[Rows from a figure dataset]
··········
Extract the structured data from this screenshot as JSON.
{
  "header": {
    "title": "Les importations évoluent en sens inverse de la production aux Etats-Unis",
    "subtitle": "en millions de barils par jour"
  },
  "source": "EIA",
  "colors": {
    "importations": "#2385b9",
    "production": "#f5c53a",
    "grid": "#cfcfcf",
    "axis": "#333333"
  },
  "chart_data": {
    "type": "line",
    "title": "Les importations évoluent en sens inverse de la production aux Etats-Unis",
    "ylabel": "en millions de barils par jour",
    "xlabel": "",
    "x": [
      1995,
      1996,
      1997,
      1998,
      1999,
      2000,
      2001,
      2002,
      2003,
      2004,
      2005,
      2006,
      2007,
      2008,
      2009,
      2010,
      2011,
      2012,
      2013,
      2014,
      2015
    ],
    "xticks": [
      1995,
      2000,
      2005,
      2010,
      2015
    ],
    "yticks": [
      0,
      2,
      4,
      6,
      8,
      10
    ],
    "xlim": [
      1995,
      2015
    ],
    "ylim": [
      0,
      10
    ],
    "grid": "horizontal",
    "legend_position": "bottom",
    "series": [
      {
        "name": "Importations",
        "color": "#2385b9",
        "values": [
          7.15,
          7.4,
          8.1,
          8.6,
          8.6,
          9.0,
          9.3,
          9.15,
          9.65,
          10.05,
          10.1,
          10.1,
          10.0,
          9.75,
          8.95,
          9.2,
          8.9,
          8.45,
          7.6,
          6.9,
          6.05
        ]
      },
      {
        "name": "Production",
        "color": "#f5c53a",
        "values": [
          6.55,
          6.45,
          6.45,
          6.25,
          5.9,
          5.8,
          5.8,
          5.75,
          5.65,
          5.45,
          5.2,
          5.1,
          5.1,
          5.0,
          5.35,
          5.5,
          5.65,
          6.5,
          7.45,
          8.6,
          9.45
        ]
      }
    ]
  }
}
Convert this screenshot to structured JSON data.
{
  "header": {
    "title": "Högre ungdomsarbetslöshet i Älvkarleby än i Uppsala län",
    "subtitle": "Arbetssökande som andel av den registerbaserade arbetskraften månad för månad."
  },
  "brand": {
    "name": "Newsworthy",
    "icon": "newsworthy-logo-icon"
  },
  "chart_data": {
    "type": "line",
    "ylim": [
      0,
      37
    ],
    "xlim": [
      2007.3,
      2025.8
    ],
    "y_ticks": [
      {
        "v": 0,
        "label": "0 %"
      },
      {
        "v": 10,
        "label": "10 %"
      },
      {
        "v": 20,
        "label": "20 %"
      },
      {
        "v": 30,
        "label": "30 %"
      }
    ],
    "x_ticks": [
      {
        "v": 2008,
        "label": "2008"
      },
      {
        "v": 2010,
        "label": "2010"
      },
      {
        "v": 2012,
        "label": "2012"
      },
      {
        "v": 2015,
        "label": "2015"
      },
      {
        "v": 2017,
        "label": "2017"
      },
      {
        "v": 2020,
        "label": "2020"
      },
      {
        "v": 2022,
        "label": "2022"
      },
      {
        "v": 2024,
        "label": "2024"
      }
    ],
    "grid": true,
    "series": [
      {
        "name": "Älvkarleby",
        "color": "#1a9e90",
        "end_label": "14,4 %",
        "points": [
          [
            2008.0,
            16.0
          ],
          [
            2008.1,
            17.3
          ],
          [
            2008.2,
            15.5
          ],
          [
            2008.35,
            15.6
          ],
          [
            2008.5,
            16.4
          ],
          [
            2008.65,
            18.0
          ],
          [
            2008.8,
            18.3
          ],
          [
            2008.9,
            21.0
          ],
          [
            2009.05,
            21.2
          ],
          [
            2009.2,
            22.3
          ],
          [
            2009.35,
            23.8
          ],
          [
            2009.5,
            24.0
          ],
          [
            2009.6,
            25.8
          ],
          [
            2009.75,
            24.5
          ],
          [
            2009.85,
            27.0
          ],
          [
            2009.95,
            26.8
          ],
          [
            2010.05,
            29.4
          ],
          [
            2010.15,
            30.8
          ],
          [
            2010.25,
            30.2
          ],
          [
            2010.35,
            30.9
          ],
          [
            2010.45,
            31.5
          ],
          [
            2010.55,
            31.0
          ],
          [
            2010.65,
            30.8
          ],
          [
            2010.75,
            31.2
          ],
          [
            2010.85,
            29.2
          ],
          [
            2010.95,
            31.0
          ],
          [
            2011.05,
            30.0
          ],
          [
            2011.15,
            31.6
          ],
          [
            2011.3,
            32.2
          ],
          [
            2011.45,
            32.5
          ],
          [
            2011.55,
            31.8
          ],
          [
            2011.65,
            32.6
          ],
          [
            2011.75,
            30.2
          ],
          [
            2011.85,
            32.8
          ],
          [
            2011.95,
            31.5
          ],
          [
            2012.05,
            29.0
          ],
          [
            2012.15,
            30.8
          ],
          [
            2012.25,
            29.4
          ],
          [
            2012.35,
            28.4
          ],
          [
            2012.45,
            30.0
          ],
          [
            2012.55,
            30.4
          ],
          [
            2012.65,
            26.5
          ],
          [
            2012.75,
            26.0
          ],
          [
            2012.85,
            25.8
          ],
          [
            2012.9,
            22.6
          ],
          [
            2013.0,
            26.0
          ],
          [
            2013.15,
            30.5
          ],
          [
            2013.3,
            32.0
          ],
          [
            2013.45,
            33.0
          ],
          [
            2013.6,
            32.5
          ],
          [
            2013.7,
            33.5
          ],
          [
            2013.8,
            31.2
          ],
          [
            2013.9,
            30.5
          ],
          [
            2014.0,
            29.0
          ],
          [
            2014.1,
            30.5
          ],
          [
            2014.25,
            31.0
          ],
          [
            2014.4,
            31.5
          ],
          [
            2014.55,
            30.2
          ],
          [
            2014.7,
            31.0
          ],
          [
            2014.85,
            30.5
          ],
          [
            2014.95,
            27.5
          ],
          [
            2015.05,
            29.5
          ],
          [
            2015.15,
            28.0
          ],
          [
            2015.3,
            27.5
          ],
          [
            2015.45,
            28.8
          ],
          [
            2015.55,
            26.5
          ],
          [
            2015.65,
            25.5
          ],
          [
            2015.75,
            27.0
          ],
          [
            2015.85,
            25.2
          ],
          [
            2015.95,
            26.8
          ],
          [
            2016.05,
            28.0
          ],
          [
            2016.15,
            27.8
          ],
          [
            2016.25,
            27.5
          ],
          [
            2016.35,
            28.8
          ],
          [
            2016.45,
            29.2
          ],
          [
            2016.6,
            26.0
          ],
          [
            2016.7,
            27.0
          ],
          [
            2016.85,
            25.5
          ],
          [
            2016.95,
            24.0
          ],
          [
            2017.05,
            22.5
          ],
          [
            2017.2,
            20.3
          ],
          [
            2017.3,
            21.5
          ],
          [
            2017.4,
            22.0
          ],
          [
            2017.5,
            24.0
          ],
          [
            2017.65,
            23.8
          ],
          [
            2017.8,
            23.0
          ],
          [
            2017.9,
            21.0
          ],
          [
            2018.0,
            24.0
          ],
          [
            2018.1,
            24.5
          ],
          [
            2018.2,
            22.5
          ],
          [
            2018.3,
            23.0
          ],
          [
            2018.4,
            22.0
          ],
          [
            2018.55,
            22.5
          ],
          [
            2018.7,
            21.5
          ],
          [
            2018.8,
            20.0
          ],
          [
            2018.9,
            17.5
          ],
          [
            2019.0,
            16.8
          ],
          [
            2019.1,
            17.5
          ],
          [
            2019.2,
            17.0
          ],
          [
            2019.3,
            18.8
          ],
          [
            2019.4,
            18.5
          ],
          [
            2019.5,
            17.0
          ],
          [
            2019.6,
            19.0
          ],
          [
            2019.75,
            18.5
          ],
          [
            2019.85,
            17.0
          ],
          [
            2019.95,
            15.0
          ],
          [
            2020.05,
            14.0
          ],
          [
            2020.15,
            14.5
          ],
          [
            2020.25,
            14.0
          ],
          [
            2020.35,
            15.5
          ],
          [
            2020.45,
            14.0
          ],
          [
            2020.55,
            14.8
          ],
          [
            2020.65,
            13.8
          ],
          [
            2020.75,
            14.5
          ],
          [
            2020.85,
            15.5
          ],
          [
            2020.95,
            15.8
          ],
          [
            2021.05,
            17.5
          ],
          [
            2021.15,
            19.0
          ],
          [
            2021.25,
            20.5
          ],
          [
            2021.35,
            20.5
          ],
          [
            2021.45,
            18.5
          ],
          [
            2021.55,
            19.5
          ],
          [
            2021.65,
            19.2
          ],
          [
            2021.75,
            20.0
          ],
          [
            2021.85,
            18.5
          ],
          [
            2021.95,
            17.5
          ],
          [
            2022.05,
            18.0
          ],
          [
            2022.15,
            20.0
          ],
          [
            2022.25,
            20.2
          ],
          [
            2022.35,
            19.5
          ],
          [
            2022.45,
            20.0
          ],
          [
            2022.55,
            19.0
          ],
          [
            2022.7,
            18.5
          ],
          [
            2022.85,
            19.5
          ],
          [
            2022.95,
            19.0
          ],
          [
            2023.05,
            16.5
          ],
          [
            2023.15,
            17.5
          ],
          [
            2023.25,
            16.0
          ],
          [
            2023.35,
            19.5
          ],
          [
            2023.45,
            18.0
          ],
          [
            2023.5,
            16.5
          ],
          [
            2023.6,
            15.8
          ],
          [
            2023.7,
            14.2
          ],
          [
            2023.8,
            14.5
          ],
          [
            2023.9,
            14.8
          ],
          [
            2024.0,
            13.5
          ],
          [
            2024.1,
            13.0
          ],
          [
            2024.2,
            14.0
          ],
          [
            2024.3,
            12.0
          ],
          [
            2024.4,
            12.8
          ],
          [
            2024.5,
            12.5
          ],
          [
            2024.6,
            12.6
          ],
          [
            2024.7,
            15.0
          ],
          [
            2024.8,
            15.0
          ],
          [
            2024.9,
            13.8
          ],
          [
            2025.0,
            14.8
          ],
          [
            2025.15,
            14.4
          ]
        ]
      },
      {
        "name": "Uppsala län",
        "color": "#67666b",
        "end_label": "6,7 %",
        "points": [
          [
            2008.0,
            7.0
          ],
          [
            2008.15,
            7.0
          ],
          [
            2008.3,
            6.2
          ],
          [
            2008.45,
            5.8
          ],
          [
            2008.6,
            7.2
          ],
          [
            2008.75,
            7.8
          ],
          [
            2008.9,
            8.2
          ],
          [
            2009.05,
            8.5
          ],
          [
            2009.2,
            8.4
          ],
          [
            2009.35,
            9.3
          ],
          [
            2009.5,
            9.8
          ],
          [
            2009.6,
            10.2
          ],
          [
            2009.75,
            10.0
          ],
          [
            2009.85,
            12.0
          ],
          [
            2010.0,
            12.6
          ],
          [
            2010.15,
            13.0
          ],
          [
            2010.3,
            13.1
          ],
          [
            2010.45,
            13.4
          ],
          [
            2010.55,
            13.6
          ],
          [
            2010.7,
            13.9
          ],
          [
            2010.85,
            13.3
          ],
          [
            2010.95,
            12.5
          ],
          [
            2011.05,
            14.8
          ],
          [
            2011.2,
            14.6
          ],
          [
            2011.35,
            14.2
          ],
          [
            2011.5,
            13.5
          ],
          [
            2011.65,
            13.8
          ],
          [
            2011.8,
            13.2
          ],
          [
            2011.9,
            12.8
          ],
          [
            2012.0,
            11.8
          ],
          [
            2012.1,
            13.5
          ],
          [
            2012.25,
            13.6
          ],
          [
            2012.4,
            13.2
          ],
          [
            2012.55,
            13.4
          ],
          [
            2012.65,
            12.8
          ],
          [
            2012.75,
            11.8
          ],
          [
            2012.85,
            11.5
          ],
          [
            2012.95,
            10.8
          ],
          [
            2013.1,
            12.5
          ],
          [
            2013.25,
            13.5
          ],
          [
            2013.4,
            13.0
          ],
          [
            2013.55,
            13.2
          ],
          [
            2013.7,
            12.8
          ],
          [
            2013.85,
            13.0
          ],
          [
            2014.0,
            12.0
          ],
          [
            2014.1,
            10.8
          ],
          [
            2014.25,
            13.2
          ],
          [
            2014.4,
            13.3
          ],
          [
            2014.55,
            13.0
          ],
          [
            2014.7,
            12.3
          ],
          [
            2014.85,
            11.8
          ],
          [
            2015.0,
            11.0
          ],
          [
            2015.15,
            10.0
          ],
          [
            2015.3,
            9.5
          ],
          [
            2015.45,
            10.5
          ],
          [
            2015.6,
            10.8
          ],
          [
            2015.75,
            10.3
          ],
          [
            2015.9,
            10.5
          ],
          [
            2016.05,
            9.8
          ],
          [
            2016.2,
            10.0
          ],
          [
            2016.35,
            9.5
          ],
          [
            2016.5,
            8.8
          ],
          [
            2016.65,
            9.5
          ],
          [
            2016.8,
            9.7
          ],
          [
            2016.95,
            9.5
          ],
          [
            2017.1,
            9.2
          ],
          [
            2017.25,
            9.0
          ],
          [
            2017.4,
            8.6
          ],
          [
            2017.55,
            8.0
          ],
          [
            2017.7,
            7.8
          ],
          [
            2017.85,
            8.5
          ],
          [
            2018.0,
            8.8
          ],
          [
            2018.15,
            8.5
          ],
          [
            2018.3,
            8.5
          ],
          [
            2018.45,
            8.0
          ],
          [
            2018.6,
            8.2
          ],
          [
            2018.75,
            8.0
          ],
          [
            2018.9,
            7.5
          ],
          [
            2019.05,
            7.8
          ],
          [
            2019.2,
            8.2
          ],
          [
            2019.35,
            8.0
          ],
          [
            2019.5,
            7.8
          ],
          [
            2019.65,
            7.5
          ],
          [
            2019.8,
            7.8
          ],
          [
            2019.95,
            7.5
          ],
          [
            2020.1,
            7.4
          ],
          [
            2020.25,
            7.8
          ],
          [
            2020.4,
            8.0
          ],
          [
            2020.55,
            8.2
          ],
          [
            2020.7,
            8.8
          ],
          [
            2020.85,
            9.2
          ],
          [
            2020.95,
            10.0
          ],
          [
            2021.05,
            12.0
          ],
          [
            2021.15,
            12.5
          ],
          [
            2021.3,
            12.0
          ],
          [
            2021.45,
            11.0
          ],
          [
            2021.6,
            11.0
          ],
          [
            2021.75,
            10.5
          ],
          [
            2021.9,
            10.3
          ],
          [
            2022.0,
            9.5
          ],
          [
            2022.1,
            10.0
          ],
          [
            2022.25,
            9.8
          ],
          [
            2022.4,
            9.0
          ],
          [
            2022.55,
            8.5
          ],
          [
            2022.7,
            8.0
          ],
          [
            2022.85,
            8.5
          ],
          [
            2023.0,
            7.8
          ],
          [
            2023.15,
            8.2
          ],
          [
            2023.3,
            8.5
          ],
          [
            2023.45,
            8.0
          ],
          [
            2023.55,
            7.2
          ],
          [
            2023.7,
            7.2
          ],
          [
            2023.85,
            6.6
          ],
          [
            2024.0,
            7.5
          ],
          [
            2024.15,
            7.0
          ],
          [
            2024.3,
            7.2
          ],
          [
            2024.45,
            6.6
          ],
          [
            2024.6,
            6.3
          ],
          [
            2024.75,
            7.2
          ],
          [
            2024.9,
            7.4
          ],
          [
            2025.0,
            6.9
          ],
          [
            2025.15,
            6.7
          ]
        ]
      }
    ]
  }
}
··········
*Stated problem:*
Select the lines from the entries that include the word "JSON".

*Problem solution:*
Extract the structured data from this screenshot as JSON.
Convert this screenshot to structured JSON data.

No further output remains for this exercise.